▸ Source text
Requirements


Functional Requirements:


  • Create a short URL for a given long URL.
  • Return the long URL associated with a given short URL.



Non-Functional Requirements:


  • High Availability
  • Low-latency redirects


API Design

  • POST /shortendURL passing the long URL in the body of the request
  • GET /<short_hash> returns the long url to redirect to



High-Level Design

  • Application to be hosted in a cross-region autoscaling group behind a loadbalancer
  • SSL certificated attached to the LB provide encryption in transit, SSL terminates at the LB.
  • The application would take a URL and append a random salt to the url, then use take an MD5 hash of the concatenated string, and then truncate the url
  • hashes from URLs that are created are first checked against the key/value db for existing urls, and collision checks. If the values are identical, then it's a duplicate -> just return the already generated hash, if the values are different then it's a collision, append a new random salt to the original url and repeat the process
  • The key would be stored as the shortened hash, and the value is the long url.
  • When user does a GET with the short hash, the application checks the key/value store with the hash in the url and then returns a 3xx redirect with the 'Location' header set to the value in the hash table. if no value in the key/value store then return a 404 not found
  • the key/value store is responsible for storing the shortened hashes as keys and the long urls as values, this is essentially a hash table which is incredibly quick to query, meaning latency would be low.

▸ Material shown
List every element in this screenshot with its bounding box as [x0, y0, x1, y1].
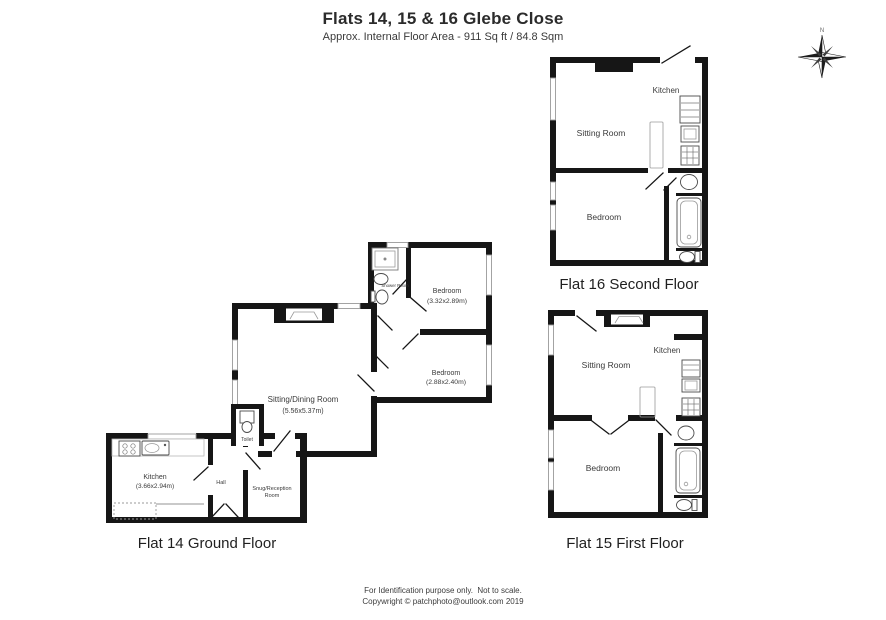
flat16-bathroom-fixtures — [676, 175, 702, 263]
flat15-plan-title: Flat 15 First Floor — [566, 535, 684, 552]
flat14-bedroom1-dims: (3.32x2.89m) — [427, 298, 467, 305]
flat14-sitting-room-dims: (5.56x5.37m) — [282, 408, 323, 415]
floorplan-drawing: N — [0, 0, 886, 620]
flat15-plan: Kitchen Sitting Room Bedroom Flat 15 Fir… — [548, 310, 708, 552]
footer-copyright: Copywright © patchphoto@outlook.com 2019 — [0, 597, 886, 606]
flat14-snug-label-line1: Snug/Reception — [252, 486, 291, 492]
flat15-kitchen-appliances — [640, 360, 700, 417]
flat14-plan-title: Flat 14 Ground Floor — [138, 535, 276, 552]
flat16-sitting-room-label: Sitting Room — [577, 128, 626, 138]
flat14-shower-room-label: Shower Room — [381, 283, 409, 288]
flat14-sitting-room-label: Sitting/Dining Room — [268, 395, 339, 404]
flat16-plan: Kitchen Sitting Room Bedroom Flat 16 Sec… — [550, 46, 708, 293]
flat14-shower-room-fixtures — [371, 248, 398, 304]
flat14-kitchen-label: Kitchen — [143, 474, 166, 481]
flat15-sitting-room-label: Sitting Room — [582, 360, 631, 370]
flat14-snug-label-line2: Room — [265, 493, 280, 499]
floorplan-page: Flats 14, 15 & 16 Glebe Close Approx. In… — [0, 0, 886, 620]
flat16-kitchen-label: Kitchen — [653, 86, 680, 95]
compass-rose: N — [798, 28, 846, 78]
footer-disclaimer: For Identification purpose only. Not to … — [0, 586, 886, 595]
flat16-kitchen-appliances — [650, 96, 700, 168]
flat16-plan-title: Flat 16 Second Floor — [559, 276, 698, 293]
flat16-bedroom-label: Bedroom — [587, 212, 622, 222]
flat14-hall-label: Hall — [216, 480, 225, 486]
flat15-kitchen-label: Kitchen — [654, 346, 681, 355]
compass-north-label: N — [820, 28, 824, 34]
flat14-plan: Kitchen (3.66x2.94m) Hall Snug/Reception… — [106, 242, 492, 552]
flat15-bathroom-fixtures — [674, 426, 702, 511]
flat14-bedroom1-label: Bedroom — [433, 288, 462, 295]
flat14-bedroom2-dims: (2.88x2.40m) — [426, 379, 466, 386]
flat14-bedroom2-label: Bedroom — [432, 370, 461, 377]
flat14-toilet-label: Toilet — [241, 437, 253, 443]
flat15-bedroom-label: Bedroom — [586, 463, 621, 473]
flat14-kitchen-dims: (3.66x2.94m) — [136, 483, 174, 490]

▸ Tasks and exercises
a - Please copy word for word the part of the records that opens with the line containing "flat16-bathroom-fixtures — [676, 175, 702, 263]" and closes with the line containing "flat14-sitting-room-label: Sitting/Dining Room".
b - Extend the URL shortener design notes onward from their last line.
The URL shortener design notes and the records have no connection to each other.

▸ Answers to the tasks
a -
flat16-bathroom-fixtures — [676, 175, 702, 263]
flat15-plan-title: Flat 15 First Floor — [566, 535, 684, 552]
flat14-bedroom1-dims: (3.32x2.89m) — [427, 298, 467, 305]
flat14-sitting-room-dims: (5.56x5.37m) — [282, 408, 323, 415]
floorplan-drawing: N — [0, 0, 886, 620]
flat15-plan: Kitchen Sitting Room Bedroom Flat 15 Fir… — [548, 310, 708, 552]
footer-copyright: Copywright © patchphoto@outlook.com 2019 — [0, 597, 886, 606]
flat14-snug-label-line1: Snug/Reception — [252, 486, 291, 492]
flat15-kitchen-appliances — [640, 360, 700, 417]
flat14-plan-title: Flat 14 Ground Floor — [138, 535, 276, 552]
flat16-sitting-room-label: Sitting Room — [577, 128, 626, 138]
flat14-shower-room-label: Shower Room — [381, 283, 409, 288]
flat14-sitting-room-label: Sitting/Dining Room — [268, 395, 339, 404]

b -
  • We could add read replicas of the key/value store to cope with scaling
  • HA at the db level would require a more complex distributed data layer spread over multiple regions, with master writer being elected out of the group of writers



Detailed Component Design

  • The client would be a lightweight web frontend that with a text box you can paste a long url into, then it will return the newly created short URL e.g. https://<domain>/<short_hash>
  • the serverside application would have two endpoints:
    • POST /shortenedURL -> returns a string https://<domain>/<short_hash>
    • /<short_hash> -> returns a 3xx redirect response to the long url as the 'Location' header, which forces the user's browser to redirect to that long url.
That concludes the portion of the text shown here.